**EXTRACT PROVIDED**
▼

It is assumed that the helper model already uses the target tokenizer.
The original approach assumes that the input and output embeddings are tied. In order to support more recent models with separate input and output embeddings, we simply repeat the transfer process for the output embeddings.

FOCUS (Dobler & de Melo, 2023)

lm_transfer/embedding_initialization/focus_transfer.py

This method transfers word embeddings from a source model to the target language by using the FOCUS method. It also leverages overlapping words between the source and target language to initialize the target language word embeddings. For overlapping words the source embeddings are used directly, for non-overlapping words the embeddings are also initialized based on the weighted average of the embeddings of the overlapping tokens. Instead of an existing helper model, they train FastText embeddings on the target language where they pre-tokenize the text using the target tokenizer and use these embeddings as the auxiliary embedding space to determine the weights for the weighted average.

▲

**AVAILABLE DATA**

▼

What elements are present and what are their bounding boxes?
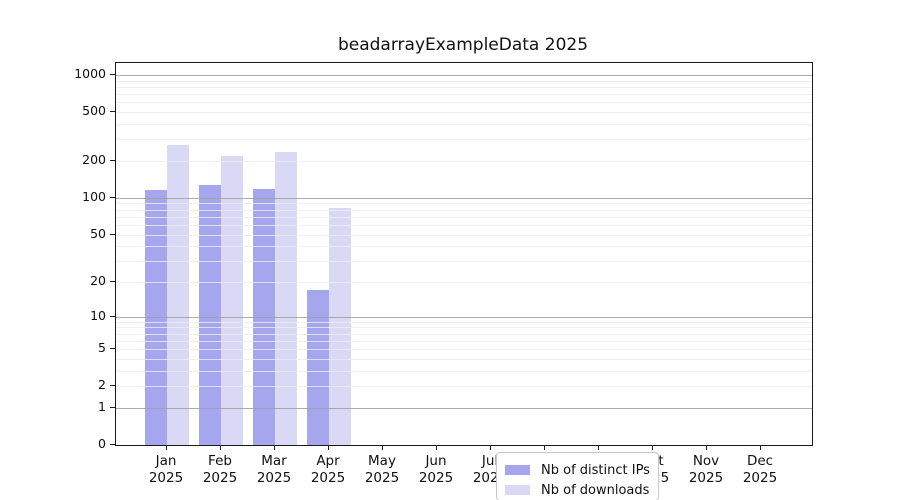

▲

**WRITTEN TASKS**
• A. Answer each question from the embedding transfer excerpt, one line per answer, marked to match:
(i) What does the original approach assume about the input and output embeddings?
(ii) In FOCUS, which embeddings are used for words that overlap between the source and target language?
(iii) What kind of embeddings does FOCUS train on the target language instead of using an existing helper model?
• B. Turn the paragraph of the embedding transfer excerpt that begins "This method transfers word embeddings" into a short bulleted list that keeps its main facts.

**RESPONSE LIST**
• A.
(i) That they are tied.
(ii) The source embeddings, used directly.
(iii) FastText embeddings.

• B.
- Uses the FOCUS method to transfer word embeddings from a source model to the target language.
- Uses words that overlap between the source and target language to initialize the target language word embeddings.
- Overlapping words take the source embeddings directly.
- Non-overlapping words are initialized from a weighted average of the overlapping tokens' embeddings.
- Instead of an existing helper model, FastText embeddings are trained on the target language, with the text pre-tokenized by the target tokenizer.
- These FastText embeddings serve as the auxiliary embedding space that sets the weights for the weighted average.